• [Aim of the task]
With the images removed, repeat the data below exactly.

• [Listing]

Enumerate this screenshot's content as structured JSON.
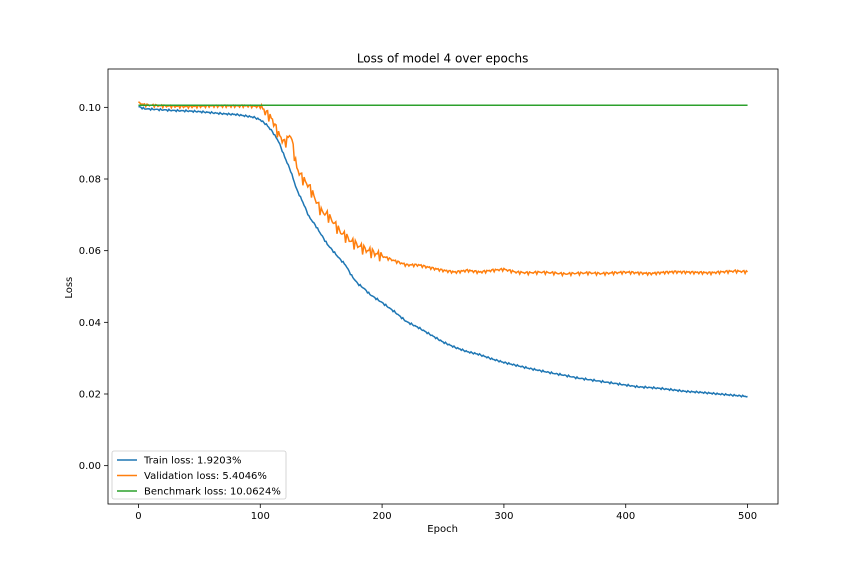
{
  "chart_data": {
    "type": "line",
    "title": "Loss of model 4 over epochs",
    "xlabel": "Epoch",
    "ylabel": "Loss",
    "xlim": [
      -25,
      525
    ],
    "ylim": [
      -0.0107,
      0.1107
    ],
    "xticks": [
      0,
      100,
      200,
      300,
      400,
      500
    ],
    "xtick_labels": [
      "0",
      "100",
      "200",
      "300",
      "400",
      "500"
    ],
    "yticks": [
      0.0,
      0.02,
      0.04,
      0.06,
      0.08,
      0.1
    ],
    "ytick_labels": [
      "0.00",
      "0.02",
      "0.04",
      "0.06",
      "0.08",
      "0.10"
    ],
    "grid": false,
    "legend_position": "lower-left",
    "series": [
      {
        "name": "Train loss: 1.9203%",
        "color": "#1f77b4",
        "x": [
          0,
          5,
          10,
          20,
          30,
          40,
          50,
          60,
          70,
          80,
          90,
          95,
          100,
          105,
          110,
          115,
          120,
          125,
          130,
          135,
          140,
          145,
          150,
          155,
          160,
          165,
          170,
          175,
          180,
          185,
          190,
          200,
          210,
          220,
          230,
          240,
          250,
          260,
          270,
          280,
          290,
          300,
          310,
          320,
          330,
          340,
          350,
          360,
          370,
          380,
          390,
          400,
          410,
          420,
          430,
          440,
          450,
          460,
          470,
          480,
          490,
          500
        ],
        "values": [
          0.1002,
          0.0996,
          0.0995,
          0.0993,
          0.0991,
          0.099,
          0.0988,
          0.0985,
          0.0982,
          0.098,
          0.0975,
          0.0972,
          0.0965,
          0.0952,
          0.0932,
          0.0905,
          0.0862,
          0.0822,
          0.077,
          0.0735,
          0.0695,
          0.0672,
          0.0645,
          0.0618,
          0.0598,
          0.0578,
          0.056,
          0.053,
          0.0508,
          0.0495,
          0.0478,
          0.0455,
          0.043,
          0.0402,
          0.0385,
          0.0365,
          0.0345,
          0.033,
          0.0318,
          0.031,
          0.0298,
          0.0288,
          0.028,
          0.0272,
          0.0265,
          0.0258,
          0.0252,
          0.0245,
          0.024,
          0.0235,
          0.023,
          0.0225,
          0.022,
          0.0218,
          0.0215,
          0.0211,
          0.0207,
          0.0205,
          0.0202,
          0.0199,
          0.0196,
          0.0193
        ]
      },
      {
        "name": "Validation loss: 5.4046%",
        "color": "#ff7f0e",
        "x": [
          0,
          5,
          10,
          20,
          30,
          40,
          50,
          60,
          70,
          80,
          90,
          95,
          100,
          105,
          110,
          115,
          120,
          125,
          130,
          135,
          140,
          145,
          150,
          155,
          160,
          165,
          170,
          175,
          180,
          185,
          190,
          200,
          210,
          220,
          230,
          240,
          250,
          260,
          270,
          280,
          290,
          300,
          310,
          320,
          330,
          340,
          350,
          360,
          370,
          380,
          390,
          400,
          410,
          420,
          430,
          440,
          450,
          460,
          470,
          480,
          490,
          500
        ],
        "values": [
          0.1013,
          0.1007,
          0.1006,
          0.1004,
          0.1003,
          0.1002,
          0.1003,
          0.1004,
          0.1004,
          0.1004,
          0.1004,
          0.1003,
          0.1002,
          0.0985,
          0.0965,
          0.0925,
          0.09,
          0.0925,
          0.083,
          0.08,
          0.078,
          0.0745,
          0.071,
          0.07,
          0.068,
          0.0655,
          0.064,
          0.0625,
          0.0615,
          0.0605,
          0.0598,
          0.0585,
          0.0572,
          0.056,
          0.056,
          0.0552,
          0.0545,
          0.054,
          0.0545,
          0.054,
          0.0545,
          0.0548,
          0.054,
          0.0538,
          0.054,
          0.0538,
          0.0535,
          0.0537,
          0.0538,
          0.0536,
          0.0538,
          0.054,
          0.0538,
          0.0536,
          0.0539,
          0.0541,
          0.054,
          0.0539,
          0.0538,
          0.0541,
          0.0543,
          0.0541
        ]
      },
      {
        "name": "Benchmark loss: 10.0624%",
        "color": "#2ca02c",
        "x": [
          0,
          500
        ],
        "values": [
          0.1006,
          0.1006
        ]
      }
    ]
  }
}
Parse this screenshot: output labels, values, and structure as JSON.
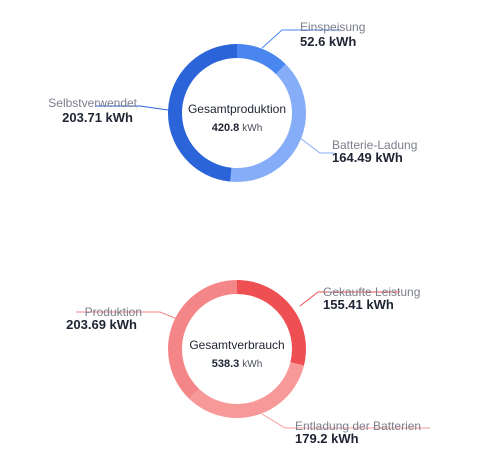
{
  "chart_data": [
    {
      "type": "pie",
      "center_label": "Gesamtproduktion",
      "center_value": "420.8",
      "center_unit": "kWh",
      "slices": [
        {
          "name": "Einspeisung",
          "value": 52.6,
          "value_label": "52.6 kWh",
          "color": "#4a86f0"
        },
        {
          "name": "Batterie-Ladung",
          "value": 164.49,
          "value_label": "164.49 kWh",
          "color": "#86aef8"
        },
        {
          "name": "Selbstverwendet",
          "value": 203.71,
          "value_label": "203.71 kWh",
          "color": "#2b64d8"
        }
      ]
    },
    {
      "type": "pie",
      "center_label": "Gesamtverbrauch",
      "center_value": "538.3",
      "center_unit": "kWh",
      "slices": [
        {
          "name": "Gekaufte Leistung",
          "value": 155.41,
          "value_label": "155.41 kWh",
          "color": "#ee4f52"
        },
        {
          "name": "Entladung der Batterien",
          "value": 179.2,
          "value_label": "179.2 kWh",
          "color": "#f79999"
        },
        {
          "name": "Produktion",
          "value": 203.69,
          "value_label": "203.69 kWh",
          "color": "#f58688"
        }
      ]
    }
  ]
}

• [Full output]
Enumerate this screenshot's content as structured JSON.
{
  "chart_data": {
    "type": "line",
    "title": "Loss of model 4 over epochs",
    "xlabel": "Epoch",
    "ylabel": "Loss",
    "xlim": [
      -25,
      525
    ],
    "ylim": [
      -0.0107,
      0.1107
    ],
    "xticks": [
      0,
      100,
      200,
      300,
      400,
      500
    ],
    "xtick_labels": [
      "0",
      "100",
      "200",
      "300",
      "400",
      "500"
    ],
    "yticks": [
      0.0,
      0.02,
      0.04,
      0.06,
      0.08,
      0.1
    ],
    "ytick_labels": [
      "0.00",
      "0.02",
      "0.04",
      "0.06",
      "0.08",
      "0.10"
    ],
    "grid": false,
    "legend_position": "lower-left",
    "series": [
      {
        "name": "Train loss: 1.9203%",
        "color": "#1f77b4",
        "x": [
          0,
          5,
          10,
          20,
          30,
          40,
          50,
          60,
          70,
          80,
          90,
          95,
          100,
          105,
          110,
          115,
          120,
          125,
          130,
          135,
          140,
          145,
          150,
          155,
          160,
          165,
          170,
          175,
          180,
          185,
          190,
          200,
          210,
          220,
          230,
          240,
          250,
          260,
          270,
          280,
          290,
          300,
          310,
          320,
          330,
          340,
          350,
          360,
          370,
          380,
          390,
          400,
          410,
          420,
          430,
          440,
          450,
          460,
          470,
          480,
          490,
          500
        ],
        "values": [
          0.1002,
          0.0996,
          0.0995,
          0.0993,
          0.0991,
          0.099,
          0.0988,
          0.0985,
          0.0982,
          0.098,
          0.0975,
          0.0972,
          0.0965,
          0.0952,
          0.0932,
          0.0905,
          0.0862,
          0.0822,
          0.077,
          0.0735,
          0.0695,
          0.0672,
          0.0645,
          0.0618,
          0.0598,
          0.0578,
          0.056,
          0.053,
          0.0508,
          0.0495,
          0.0478,
          0.0455,
          0.043,
          0.0402,
          0.0385,
          0.0365,
          0.0345,
          0.033,
          0.0318,
          0.031,
          0.0298,
          0.0288,
          0.028,
          0.0272,
          0.0265,
          0.0258,
          0.0252,
          0.0245,
          0.024,
          0.0235,
          0.023,
          0.0225,
          0.022,
          0.0218,
          0.0215,
          0.0211,
          0.0207,
          0.0205,
          0.0202,
          0.0199,
          0.0196,
          0.0193
        ]
      },
      {
        "name": "Validation loss: 5.4046%",
        "color": "#ff7f0e",
        "x": [
          0,
          5,
          10,
          20,
          30,
          40,
          50,
          60,
          70,
          80,
          90,
          95,
          100,
          105,
          110,
          115,
          120,
          125,
          130,
          135,
          140,
          145,
          150,
          155,
          160,
          165,
          170,
          175,
          180,
          185,
          190,
          200,
          210,
          220,
          230,
          240,
          250,
          260,
          270,
          280,
          290,
          300,
          310,
          320,
          330,
          340,
          350,
          360,
          370,
          380,
          390,
          400,
          410,
          420,
          430,
          440,
          450,
          460,
          470,
          480,
          490,
          500
        ],
        "values": [
          0.1013,
          0.1007,
          0.1006,
          0.1004,
          0.1003,
          0.1002,
          0.1003,
          0.1004,
          0.1004,
          0.1004,
          0.1004,
          0.1003,
          0.1002,
          0.0985,
          0.0965,
          0.0925,
          0.09,
          0.0925,
          0.083,
          0.08,
          0.078,
          0.0745,
          0.071,
          0.07,
          0.068,
          0.0655,
          0.064,
          0.0625,
          0.0615,
          0.0605,
          0.0598,
          0.0585,
          0.0572,
          0.056,
          0.056,
          0.0552,
          0.0545,
          0.054,
          0.0545,
          0.054,
          0.0545,
          0.0548,
          0.054,
          0.0538,
          0.054,
          0.0538,
          0.0535,
          0.0537,
          0.0538,
          0.0536,
          0.0538,
          0.054,
          0.0538,
          0.0536,
          0.0539,
          0.0541,
          0.054,
          0.0539,
          0.0538,
          0.0541,
          0.0543,
          0.0541
        ]
      },
      {
        "name": "Benchmark loss: 10.0624%",
        "color": "#2ca02c",
        "x": [
          0,
          500
        ],
        "values": [
          0.1006,
          0.1006
        ]
      }
    ]
  }
}
Parse this screenshot: output labels, values, and structure as JSON.
{
  "chart_data": [
    {
      "type": "pie",
      "center_label": "Gesamtproduktion",
      "center_value": "420.8",
      "center_unit": "kWh",
      "slices": [
        {
          "name": "Einspeisung",
          "value": 52.6,
          "value_label": "52.6 kWh",
          "color": "#4a86f0"
        },
        {
          "name": "Batterie-Ladung",
          "value": 164.49,
          "value_label": "164.49 kWh",
          "color": "#86aef8"
        },
        {
          "name": "Selbstverwendet",
          "value": 203.71,
          "value_label": "203.71 kWh",
          "color": "#2b64d8"
        }
      ]
    },
    {
      "type": "pie",
      "center_label": "Gesamtverbrauch",
      "center_value": "538.3",
      "center_unit": "kWh",
      "slices": [
        {
          "name": "Gekaufte Leistung",
          "value": 155.41,
          "value_label": "155.41 kWh",
          "color": "#ee4f52"
        },
        {
          "name": "Entladung der Batterien",
          "value": 179.2,
          "value_label": "179.2 kWh",
          "color": "#f79999"
        },
        {
          "name": "Produktion",
          "value": 203.69,
          "value_label": "203.69 kWh",
          "color": "#f58688"
        }
      ]
    }
  ]
}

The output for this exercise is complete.